::: Material provided
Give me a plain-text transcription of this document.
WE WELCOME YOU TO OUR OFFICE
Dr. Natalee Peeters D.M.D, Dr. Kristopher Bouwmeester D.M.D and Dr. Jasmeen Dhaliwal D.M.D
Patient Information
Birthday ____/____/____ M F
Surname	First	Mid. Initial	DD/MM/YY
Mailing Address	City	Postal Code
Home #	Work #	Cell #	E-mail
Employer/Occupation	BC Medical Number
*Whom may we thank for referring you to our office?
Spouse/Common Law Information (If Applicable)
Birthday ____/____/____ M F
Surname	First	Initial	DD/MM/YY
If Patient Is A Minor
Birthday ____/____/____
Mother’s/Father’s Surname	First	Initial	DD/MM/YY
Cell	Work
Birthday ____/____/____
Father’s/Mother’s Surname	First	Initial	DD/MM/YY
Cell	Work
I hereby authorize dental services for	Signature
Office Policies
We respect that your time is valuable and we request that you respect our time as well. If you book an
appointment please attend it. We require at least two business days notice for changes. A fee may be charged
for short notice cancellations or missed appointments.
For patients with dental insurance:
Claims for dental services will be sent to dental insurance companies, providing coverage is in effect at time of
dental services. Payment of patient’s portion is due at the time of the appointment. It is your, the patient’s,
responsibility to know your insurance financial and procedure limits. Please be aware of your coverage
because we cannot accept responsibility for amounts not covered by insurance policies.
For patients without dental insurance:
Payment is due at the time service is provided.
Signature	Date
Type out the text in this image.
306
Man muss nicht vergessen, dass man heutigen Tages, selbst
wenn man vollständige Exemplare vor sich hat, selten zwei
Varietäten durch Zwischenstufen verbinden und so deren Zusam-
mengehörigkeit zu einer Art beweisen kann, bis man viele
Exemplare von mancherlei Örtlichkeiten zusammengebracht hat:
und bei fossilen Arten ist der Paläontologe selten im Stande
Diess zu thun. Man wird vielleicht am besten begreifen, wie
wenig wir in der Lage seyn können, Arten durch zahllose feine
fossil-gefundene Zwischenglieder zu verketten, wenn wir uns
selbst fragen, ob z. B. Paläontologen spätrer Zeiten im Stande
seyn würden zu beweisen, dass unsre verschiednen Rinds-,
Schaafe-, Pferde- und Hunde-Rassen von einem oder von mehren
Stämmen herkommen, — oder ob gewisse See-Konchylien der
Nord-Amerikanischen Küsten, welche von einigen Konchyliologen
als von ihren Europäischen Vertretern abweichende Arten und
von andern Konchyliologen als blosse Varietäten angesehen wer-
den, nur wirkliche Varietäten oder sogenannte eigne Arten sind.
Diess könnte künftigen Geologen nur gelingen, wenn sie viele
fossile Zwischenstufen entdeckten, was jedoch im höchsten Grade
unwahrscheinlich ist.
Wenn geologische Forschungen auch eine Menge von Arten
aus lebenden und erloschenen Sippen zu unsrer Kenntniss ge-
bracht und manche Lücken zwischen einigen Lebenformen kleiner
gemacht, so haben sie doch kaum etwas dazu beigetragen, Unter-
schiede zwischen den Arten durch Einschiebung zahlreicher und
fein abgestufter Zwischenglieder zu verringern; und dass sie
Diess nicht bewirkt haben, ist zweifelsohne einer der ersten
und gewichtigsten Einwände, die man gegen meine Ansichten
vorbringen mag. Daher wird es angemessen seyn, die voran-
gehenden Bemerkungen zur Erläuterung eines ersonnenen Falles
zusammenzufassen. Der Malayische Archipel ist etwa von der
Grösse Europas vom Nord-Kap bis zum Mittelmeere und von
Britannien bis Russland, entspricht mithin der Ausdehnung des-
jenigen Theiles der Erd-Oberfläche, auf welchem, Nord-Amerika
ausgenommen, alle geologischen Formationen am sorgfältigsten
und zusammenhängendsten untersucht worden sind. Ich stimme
::::::
▸ **Assignment**:
For every line of the entries holding the string "patients", add one to a tally; give the final figure only.

▸ **Exercise response**:
2